### Data provided
━━━━━━━━

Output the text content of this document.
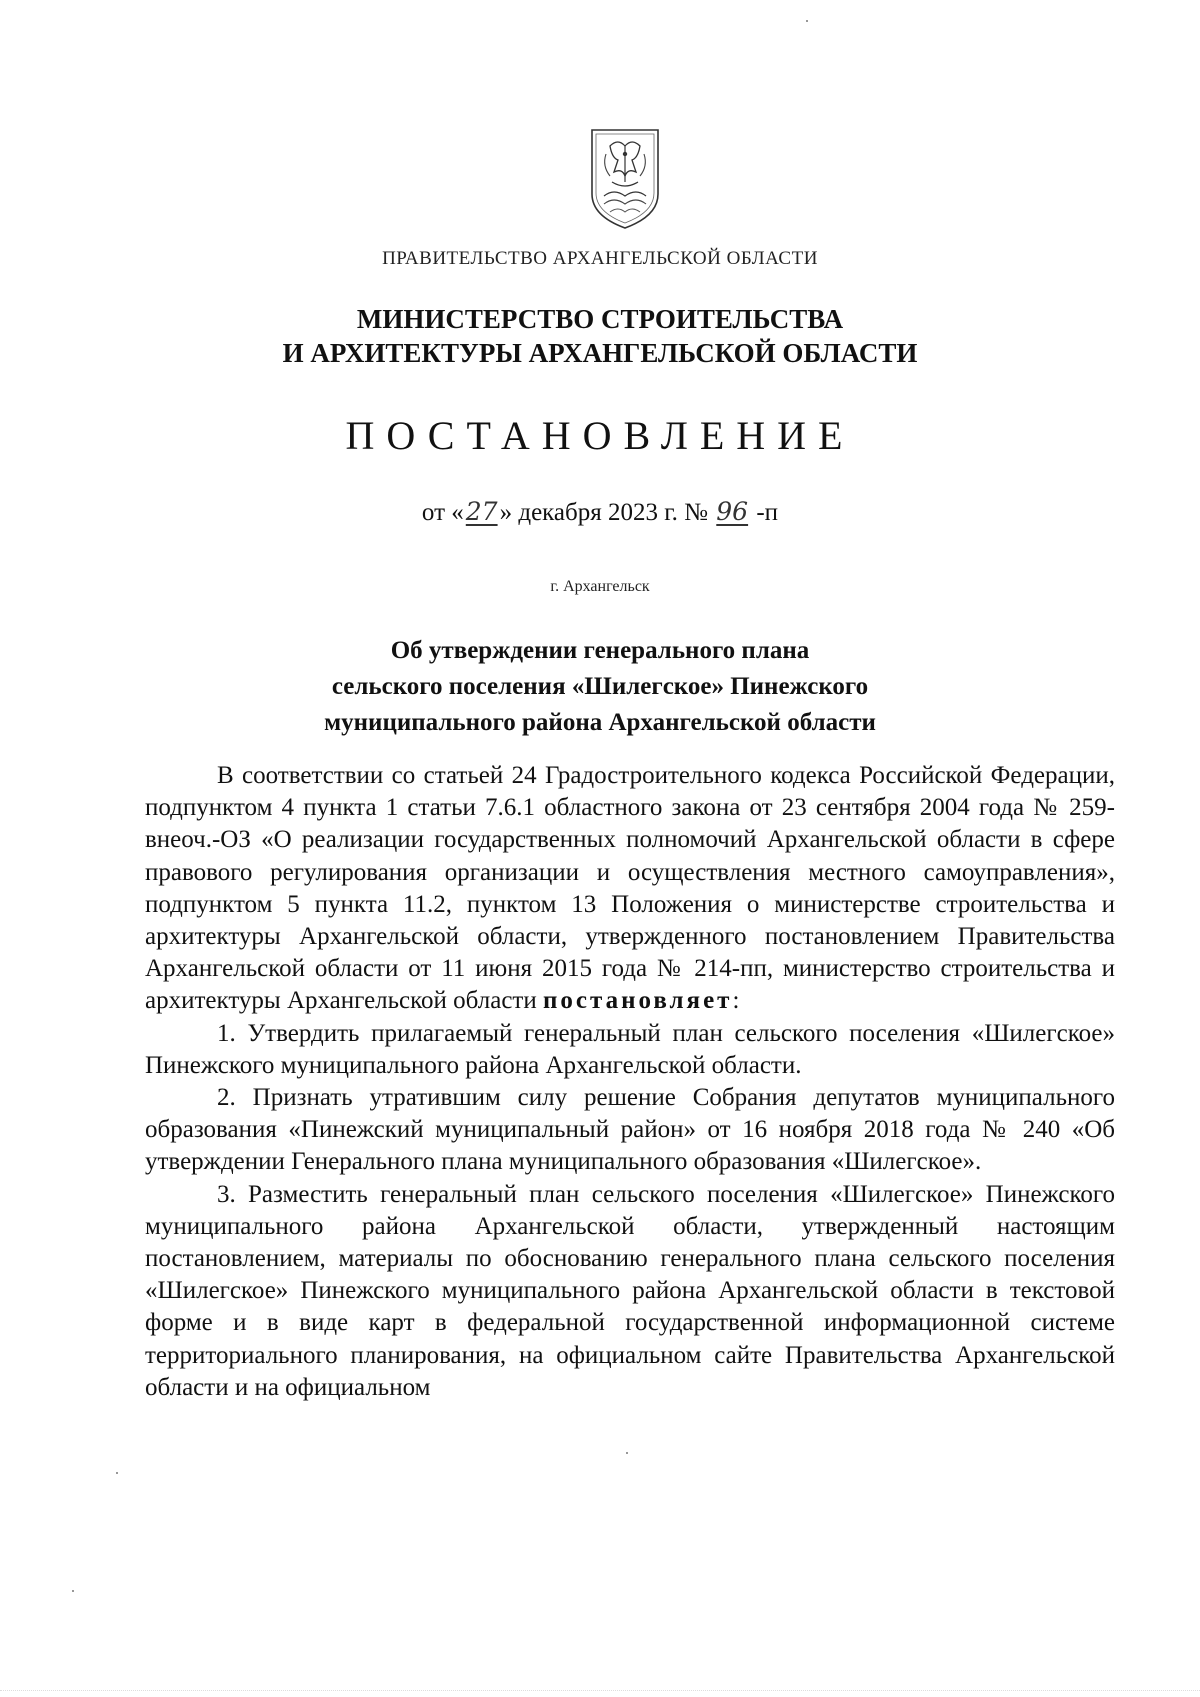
ПРАВИТЕЛЬСТВО АРХАНГЕЛЬСКОЙ ОБЛАСТИ
МИНИСТЕРСТВО СТРОИТЕЛЬСТВА
И АРХИТЕКТУРЫ АРХАНГЕЛЬСКОЙ ОБЛАСТИ
ПОСТАНОВЛЕНИЕ
от «27» декабря 2023 г. № 96 -п
г. Архангельск
Об утверждении генерального плана
сельского поселения «Шилегское» Пинежского
муниципального района Архангельской области

В соответствии со статьей 24 Градостроительного кодекса Российской Федерации, подпунктом 4 пункта 1 статьи 7.6.1 областного закона от 23 сентября 2004 года № 259-внеоч.-ОЗ «О реализации государственных полномочий Архангельской области в сфере правового регулирования организации и осуществления местного самоуправления», подпунктом 5 пункта 11.2, пунктом 13 Положения о министерстве строительства и архитектуры Архангельской области, утвержденного постановлением Правительства Архангельской области от 11 июня 2015 года № 214-пп, министерство строительства и архитектуры Архангельской области постановляет:

1. Утвердить прилагаемый генеральный план сельского поселения «Шилегское» Пинежского муниципального района Архангельской области.

2. Признать утратившим силу решение Собрания депутатов муниципального образования «Пинежский муниципальный район» от 16 ноября 2018 года № 240 «Об утверждении Генерального плана муниципального образования «Шилегское».

3. Разместить генеральный план сельского поселения «Шилегское» Пинежского муниципального района Архангельской области, утвержденный настоящим постановлением, материалы по обоснованию генерального плана сельского поселения «Шилегское» Пинежского муниципального района Архангельской области в текстовой форме и в виде карт в федеральной государственной информационной системе территориального планирования, на официальном сайте Правительства Архангельской области и на официальном
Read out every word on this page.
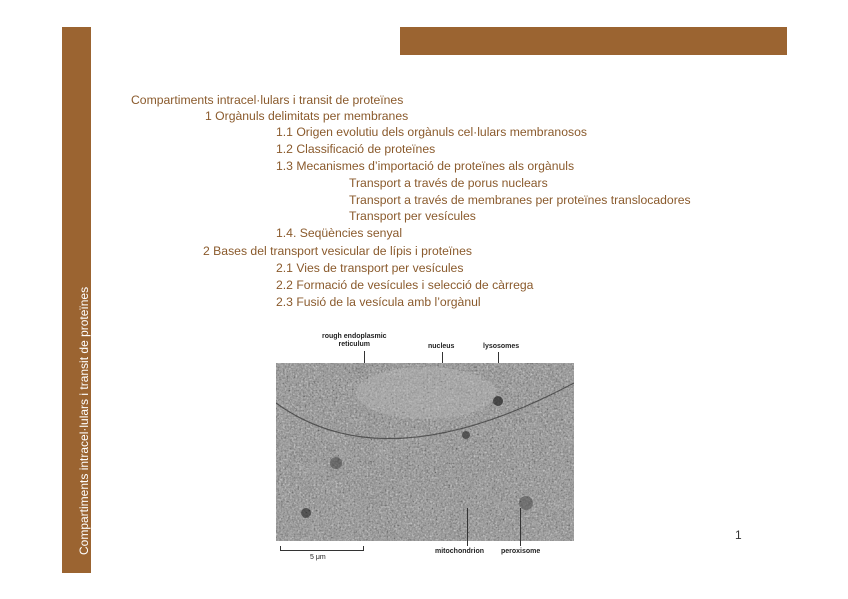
Compartiments intracel·lulars i transit de proteïnes
Compartiments intracel·lulars i transit de proteïnes
1 Orgànuls delimitats per membranes
1.1 Origen evolutiu dels orgànuls cel·lulars membranosos
1.2 Classificació de proteïnes
1.3 Mecanismes d’importació de proteïnes als orgànuls
Transport a través de porus nuclears
Transport a través de membranes per proteïnes translocadores
Transport per vesícules
1.4. Seqüències senyal
2 Bases del transport vesicular de lípis i proteïnes
2.1 Vies de transport per vesícules
2.2 Formació de vesícules i selecció de càrrega
2.3 Fusió de la vesícula amb l’orgànul
rough endoplasmic
reticulum	nucleus	lysosomes
mitochondrion peroxisome
5 μm
1
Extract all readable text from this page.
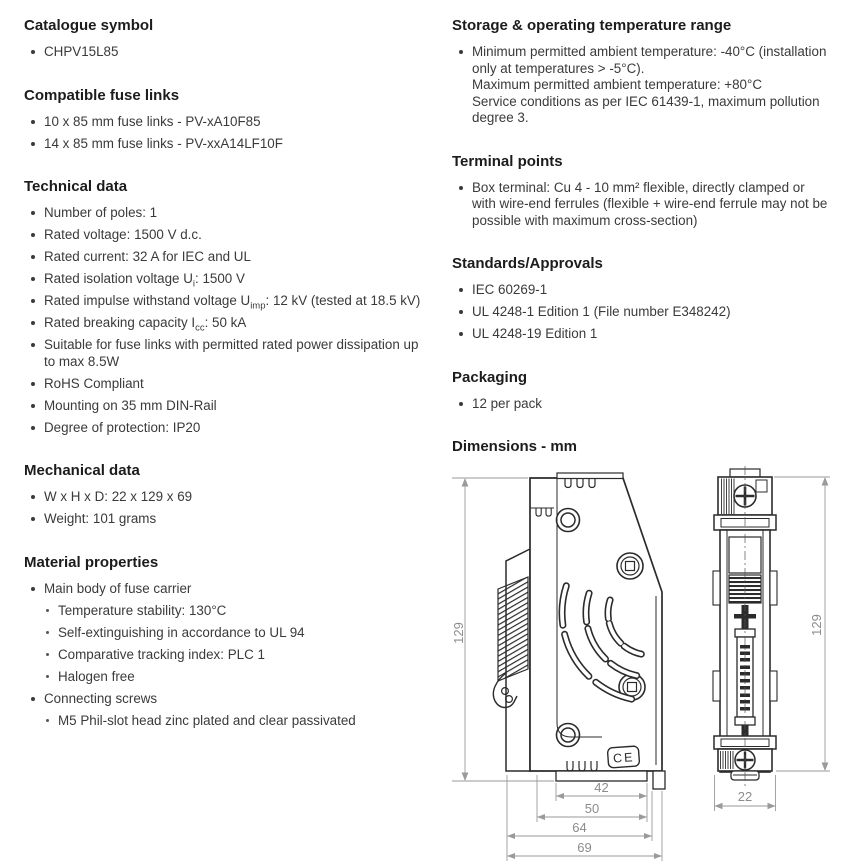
Catalogue symbol
CHPV15L85
Compatible fuse links
10 x 85 mm fuse links - PV-xA10F85
14 x 85 mm fuse links - PV-xxA14LF10F
Technical data
Number of poles: 1
Rated voltage: 1500 V d.c.
Rated current: 32 A for IEC and UL
Rated isolation voltage $U_i$: 1500 V
Rated impulse withstand voltage $U_{imp}$: 12 kV (tested at 18.5 kV)
Rated breaking capacity $I_{cc}$: 50 kA
Suitable for fuse links with permitted rated power dissipation up
to max 8.5W
RoHS Compliant
Mounting on 35 mm DIN-Rail
Degree of protection: IP20
Mechanical data
W x H x D: 22 x 129 x 69
Weight: 101 grams
Material properties
Main body of fuse carrier
Temperature stability: 130°C
Self-extinguishing in accordance to UL 94
Comparative tracking index: PLC 1
Halogen free
Connecting screws
M5 Phil-slot head zinc plated and clear passivated
Storage & operating temperature range
Minimum permitted ambient temperature: -40°C (installation
only at temperatures > -5°C).
Maximum permitted ambient temperature: +80°C
Service conditions as per IEC 61439-1, maximum pollution
degree 3.
Terminal points
Box terminal: Cu 4 - 10 mm² flexible, directly clamped or
with wire-end ferrules (flexible + wire-end ferrule may not be
possible with maximum cross-section)
Standards/Approvals
IEC 60269-1
UL 4248-1 Edition 1 (File number E348242)
UL 4248-19 Edition 1
Packaging
12 per pack
Dimensions - mm
CE
129
42
50
64
69
129
22
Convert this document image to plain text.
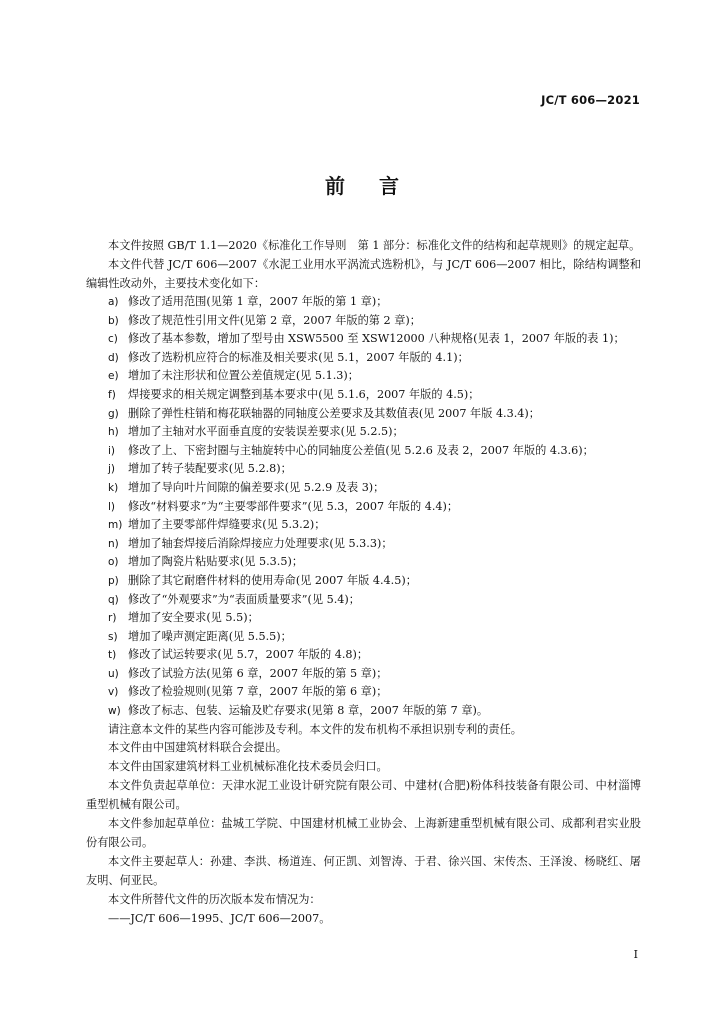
JC/T 606—2021
前言

本文件按照 GB/T 1.1—2020《标准化工作导则　第 1 部分：标准化文件的结构和起草规则》的规定起草。

本文件代替 JC/T 606—2007《水泥工业用水平涡流式选粉机》，与 JC/T 606—2007 相比，除结构调整和编辑性改动外，主要技术变化如下：

a) 修改了适用范围(见第 1 章，2007 年版的第 1 章)；
b) 修改了规范性引用文件(见第 2 章，2007 年版的第 2 章)；
c) 修改了基本参数，增加了型号由 XSW5500 至 XSW12000 八种规格(见表 1，2007 年版的表 1)；
d) 修改了选粉机应符合的标准及相关要求(见 5.1，2007 年版的 4.1)；
e) 增加了未注形状和位置公差值规定(见 5.1.3)；
f)	焊接要求的相关规定调整到基本要求中(见 5.1.6，2007 年版的 4.5)；
g) 删除了弹性柱销和梅花联轴器的同轴度公差要求及其数值表(见 2007 年版 4.3.4)；
h) 增加了主轴对水平面垂直度的安装误差要求(见 5.2.5)；
i)	修改了上、下密封圈与主轴旋转中心的同轴度公差值(见 5.2.6 及表 2，2007 年版的 4.3.6)；
j)	增加了转子装配要求(见 5.2.8)；
k) 增加了导向叶片间隙的偏差要求(见 5.2.9 及表 3)；
l)	修改“材料要求”为“主要零部件要求”(见 5.3，2007 年版的 4.4)；
m) 增加了主要零部件焊缝要求(见 5.3.2)；
n) 增加了轴套焊接后消除焊接应力处理要求(见 5.3.3)；
o) 增加了陶瓷片粘贴要求(见 5.3.5)；
p) 删除了其它耐磨件材料的使用寿命(见 2007 年版 4.4.5)；
q) 修改了“外观要求”为“表面质量要求”(见 5.4)；
r)	增加了安全要求(见 5.5)；
s) 增加了噪声测定距离(见 5.5.5)；
t)	修改了试运转要求(见 5.7，2007 年版的 4.8)；
u) 修改了试验方法(见第 6 章，2007 年版的第 5 章)；
v) 修改了检验规则(见第 7 章，2007 年版的第 6 章)；
w) 修改了标志、包装、运输及贮存要求(见第 8 章，2007 年版的第 7 章)。

请注意本文件的某些内容可能涉及专利。本文件的发布机构不承担识别专利的责任。

本文件由中国建筑材料联合会提出。

本文件由国家建筑材料工业机械标准化技术委员会归口。

本文件负责起草单位：天津水泥工业设计研究院有限公司、中建材(合肥)粉体科技装备有限公司、中材淄博重型机械有限公司。

本文件参加起草单位：盐城工学院、中国建材机械工业协会、上海新建重型机械有限公司、成都利君实业股份有限公司。

本文件主要起草人：孙建、李洪、杨道连、何正凯、刘智涛、于君、徐兴国、宋传杰、王泽浚、杨晓红、屠友明、何亚民。

本文件所替代文件的历次版本发布情况为：

——JC/T 606—1995、JC/T 606—2007。
I
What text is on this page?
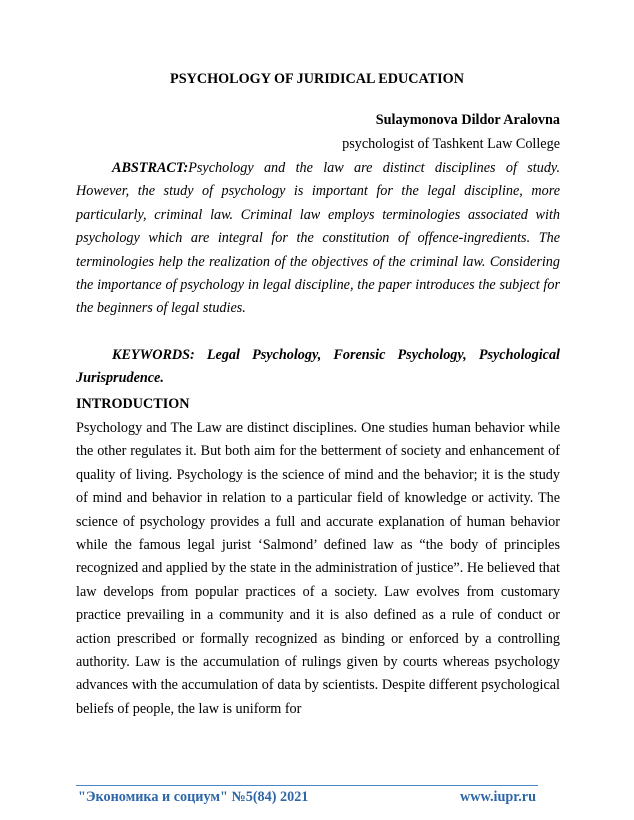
PSYCHOLOGY OF JURIDICAL EDUCATION
Sulaymonova Dildor Aralovna
psychologist of Tashkent Law College

ABSTRACT:Psychology and the law are distinct disciplines of study. However, the study of psychology is important for the legal discipline, more particularly, criminal law. Criminal law employs terminologies associated with psychology which are integral for the constitution of offence-ingredients. The terminologies help the realization of the objectives of the criminal law. Considering the importance of psychology in legal discipline, the paper introduces the subject for the beginners of legal studies.

KEYWORDS: Legal Psychology, Forensic Psychology, Psychological Jurisprudence.

INTRODUCTION

Psychology and The Law are distinct disciplines. One studies human behavior while the other regulates it. But both aim for the betterment of society and enhancement of quality of living. Psychology is the science of mind and the behavior; it is the study of mind and behavior in relation to a particular field of knowledge or activity. The science of psychology provides a full and accurate explanation of human behavior while the famous legal jurist ‘Salmond’ defined law as “the body of principles recognized and applied by the state in the administration of justice”. He believed that law develops from popular practices of a society. Law evolves from customary practice prevailing in a community and it is also defined as a rule of conduct or action prescribed or formally recognized as binding or enforced by a controlling authority. Law is the accumulation of rulings given by courts whereas psychology advances with the accumulation of data by scientists. Despite different psychological beliefs of people, the law is uniform for

"Экономика и социум" №5(84) 2021	www.iupr.ru
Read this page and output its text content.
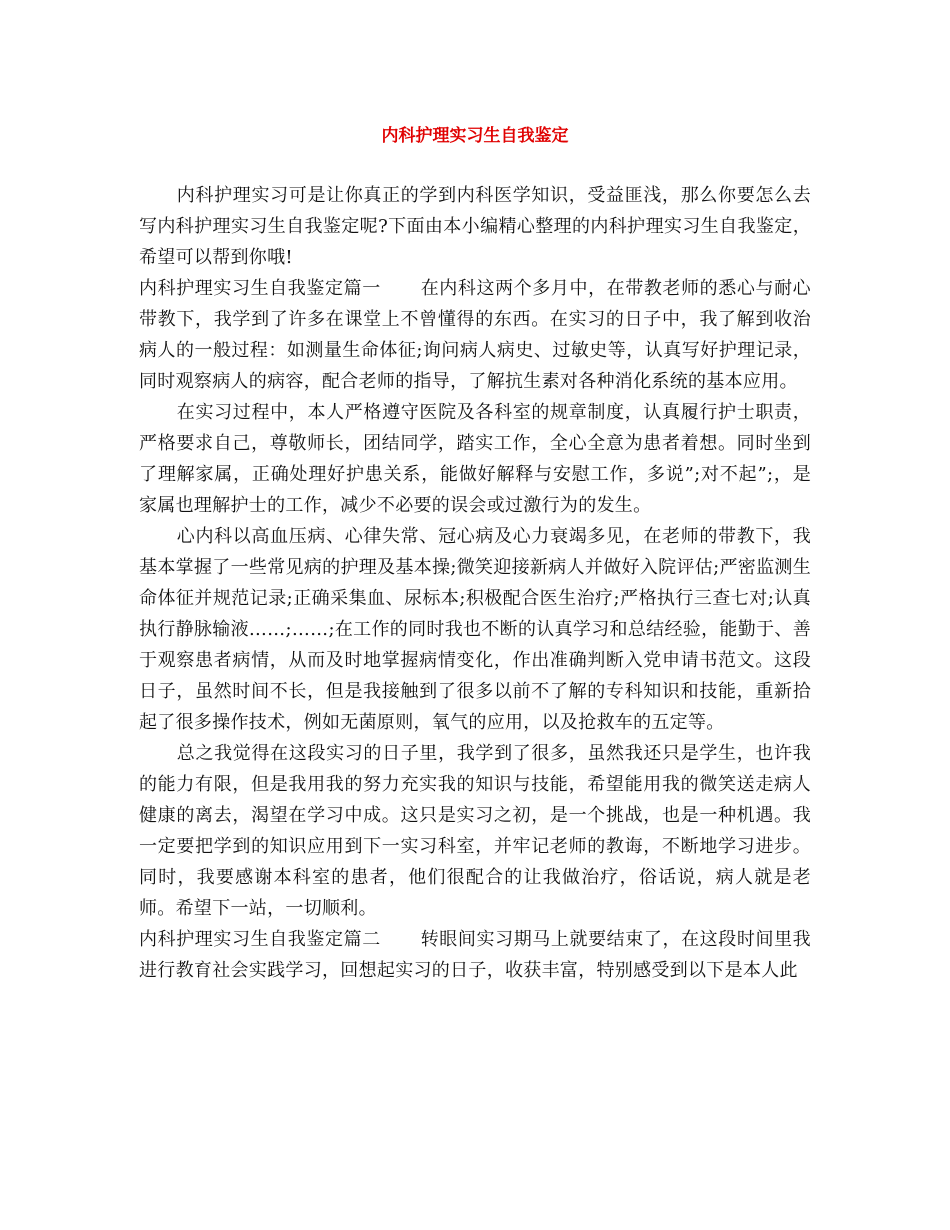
内科护理实习生自我鉴定

内科护理实习可是让你真正的学到内科医学知识，受益匪浅，那么你要怎么去写内科护理实习生自我鉴定呢?下面由本小编精心整理的内科护理实习生自我鉴定，希望可以帮到你哦!

内科护理实习生自我鉴定篇一 在内科这两个多月中，在带教老师的悉心与耐心带教下，我学到了许多在课堂上不曾懂得的东西。在实习的日子中，我了解到收治病人的一般过程：如测量生命体征;询问病人病史、过敏史等，认真写好护理记录，同时观察病人的病容，配合老师的指导，了解抗生素对各种消化系统的基本应用。

在实习过程中，本人严格遵守医院及各科室的规章制度，认真履行护士职责，严格要求自己，尊敬师长，团结同学，踏实工作，全心全意为患者着想。同时坐到了理解家属，正确处理好护患关系，能做好解释与安慰工作，多说”;对不起”;，是家属也理解护士的工作，减少不必要的误会或过激行为的发生。

心内科以高血压病、心律失常、冠心病及心力衰竭多见，在老师的带教下，我基本掌握了一些常见病的护理及基本操;微笑迎接新病人并做好入院评估;严密监测生命体征并规范记录;正确采集血、尿标本;积极配合医生治疗;严格执行三查七对;认真执行静脉输液……;……;在工作的同时我也不断的认真学习和总结经验，能勤于、善于观察患者病情，从而及时地掌握病情变化，作出准确判断入党申请书范文。这段日子，虽然时间不长，但是我接触到了很多以前不了解的专科知识和技能，重新拾起了很多操作技术，例如无菌原则，氧气的应用，以及抢救车的五定等。

总之我觉得在这段实习的日子里，我学到了很多，虽然我还只是学生，也许我的能力有限，但是我用我的努力充实我的知识与技能，希望能用我的微笑送走病人健康的离去，渴望在学习中成。这只是实习之初，是一个挑战，也是一种机遇。我一定要把学到的知识应用到下一实习科室，并牢记老师的教诲，不断地学习进步。同时，我要感谢本科室的患者，他们很配合的让我做治疗，俗话说，病人就是老师。希望下一站，一切顺利。

内科护理实习生自我鉴定篇二 转眼间实习期马上就要结束了，在这段时间里我进行教育社会实践学习，回想起实习的日子，收获丰富，特别感受到以下是本人此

━━━━━━━━

### Set problem
State how many lines include the string "voltage", and nothing more.

### Task solution
3